• _STATED EXERCISE_
Reproduce all of the data exactly.

(Recorded data)
=-=-=
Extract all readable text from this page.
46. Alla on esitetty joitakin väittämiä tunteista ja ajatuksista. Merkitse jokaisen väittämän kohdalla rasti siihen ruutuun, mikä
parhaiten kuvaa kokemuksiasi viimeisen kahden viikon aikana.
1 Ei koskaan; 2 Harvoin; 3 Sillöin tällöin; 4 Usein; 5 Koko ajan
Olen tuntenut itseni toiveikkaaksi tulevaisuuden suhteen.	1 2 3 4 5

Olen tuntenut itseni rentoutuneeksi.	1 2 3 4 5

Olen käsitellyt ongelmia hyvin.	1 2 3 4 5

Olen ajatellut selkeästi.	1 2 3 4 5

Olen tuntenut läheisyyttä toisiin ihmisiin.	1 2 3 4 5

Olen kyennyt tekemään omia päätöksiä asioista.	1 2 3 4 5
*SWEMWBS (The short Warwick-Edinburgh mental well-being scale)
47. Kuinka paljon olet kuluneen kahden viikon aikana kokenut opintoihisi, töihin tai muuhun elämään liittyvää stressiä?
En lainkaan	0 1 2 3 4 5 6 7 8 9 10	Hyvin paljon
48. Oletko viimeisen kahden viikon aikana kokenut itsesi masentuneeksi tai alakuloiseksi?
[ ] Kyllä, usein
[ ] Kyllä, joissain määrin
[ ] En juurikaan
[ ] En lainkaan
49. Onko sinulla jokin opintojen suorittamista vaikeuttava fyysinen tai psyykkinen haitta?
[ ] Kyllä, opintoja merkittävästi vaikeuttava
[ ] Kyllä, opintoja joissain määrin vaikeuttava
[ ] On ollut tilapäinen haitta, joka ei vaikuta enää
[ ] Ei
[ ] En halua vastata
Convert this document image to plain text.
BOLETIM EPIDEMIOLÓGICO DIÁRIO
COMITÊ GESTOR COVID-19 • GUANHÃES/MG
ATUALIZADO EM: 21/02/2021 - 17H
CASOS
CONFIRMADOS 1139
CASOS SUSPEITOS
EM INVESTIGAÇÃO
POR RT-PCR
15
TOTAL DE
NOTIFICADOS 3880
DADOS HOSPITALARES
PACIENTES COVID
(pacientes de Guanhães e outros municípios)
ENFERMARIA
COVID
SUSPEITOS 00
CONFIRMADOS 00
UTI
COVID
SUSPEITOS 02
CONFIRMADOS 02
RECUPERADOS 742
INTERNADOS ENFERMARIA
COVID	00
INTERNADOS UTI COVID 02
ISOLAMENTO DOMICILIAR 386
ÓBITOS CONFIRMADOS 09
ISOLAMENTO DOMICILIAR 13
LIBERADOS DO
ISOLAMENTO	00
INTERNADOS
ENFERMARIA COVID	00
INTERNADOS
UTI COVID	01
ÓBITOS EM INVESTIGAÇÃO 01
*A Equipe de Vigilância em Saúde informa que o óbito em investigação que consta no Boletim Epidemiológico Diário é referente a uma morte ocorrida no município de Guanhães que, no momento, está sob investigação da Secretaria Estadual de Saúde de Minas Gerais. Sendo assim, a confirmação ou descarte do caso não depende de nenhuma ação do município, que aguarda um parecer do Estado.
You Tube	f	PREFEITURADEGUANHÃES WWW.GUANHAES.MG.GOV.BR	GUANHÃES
=-=-=
• _COMPLETED EXERCISE_
Extract all readable text from this page.
46. Alla on esitetty joitakin väittämiä tunteista ja ajatuksista. Merkitse jokaisen väittämän kohdalla rasti siihen ruutuun, mikä
parhaiten kuvaa kokemuksiasi viimeisen kahden viikon aikana.
1 Ei koskaan; 2 Harvoin; 3 Sillöin tällöin; 4 Usein; 5 Koko ajan
Olen tuntenut itseni toiveikkaaksi tulevaisuuden suhteen.	1 2 3 4 5

Olen tuntenut itseni rentoutuneeksi.	1 2 3 4 5

Olen käsitellyt ongelmia hyvin.	1 2 3 4 5

Olen ajatellut selkeästi.	1 2 3 4 5

Olen tuntenut läheisyyttä toisiin ihmisiin.	1 2 3 4 5

Olen kyennyt tekemään omia päätöksiä asioista.	1 2 3 4 5
*SWEMWBS (The short Warwick-Edinburgh mental well-being scale)
47. Kuinka paljon olet kuluneen kahden viikon aikana kokenut opintoihisi, töihin tai muuhun elämään liittyvää stressiä?
En lainkaan	0 1 2 3 4 5 6 7 8 9 10	Hyvin paljon
48. Oletko viimeisen kahden viikon aikana kokenut itsesi masentuneeksi tai alakuloiseksi?
[ ] Kyllä, usein
[ ] Kyllä, joissain määrin
[ ] En juurikaan
[ ] En lainkaan
49. Onko sinulla jokin opintojen suorittamista vaikeuttava fyysinen tai psyykkinen haitta?
[ ] Kyllä, opintoja merkittävästi vaikeuttava
[ ] Kyllä, opintoja joissain määrin vaikeuttava
[ ] On ollut tilapäinen haitta, joka ei vaikuta enää
[ ] Ei
[ ] En halua vastata
Convert this document image to plain text.
BOLETIM EPIDEMIOLÓGICO DIÁRIO
COMITÊ GESTOR COVID-19 • GUANHÃES/MG
ATUALIZADO EM: 21/02/2021 - 17H
CASOS
CONFIRMADOS 1139
CASOS SUSPEITOS
EM INVESTIGAÇÃO
POR RT-PCR
15
TOTAL DE
NOTIFICADOS 3880
DADOS HOSPITALARES
PACIENTES COVID
(pacientes de Guanhães e outros municípios)
ENFERMARIA
COVID
SUSPEITOS 00
CONFIRMADOS 00
UTI
COVID
SUSPEITOS 02
CONFIRMADOS 02
RECUPERADOS 742
INTERNADOS ENFERMARIA
COVID	00
INTERNADOS UTI COVID 02
ISOLAMENTO DOMICILIAR 386
ÓBITOS CONFIRMADOS 09
ISOLAMENTO DOMICILIAR 13
LIBERADOS DO
ISOLAMENTO	00
INTERNADOS
ENFERMARIA COVID	00
INTERNADOS
UTI COVID	01
ÓBITOS EM INVESTIGAÇÃO 01
*A Equipe de Vigilância em Saúde informa que o óbito em investigação que consta no Boletim Epidemiológico Diário é referente a uma morte ocorrida no município de Guanhães que, no momento, está sob investigação da Secretaria Estadual de Saúde de Minas Gerais. Sendo assim, a confirmação ou descarte do caso não depende de nenhuma ação do município, que aguarda um parecer do Estado.
You Tube	f	PREFEITURADEGUANHÃES WWW.GUANHAES.MG.GOV.BR	GUANHÃES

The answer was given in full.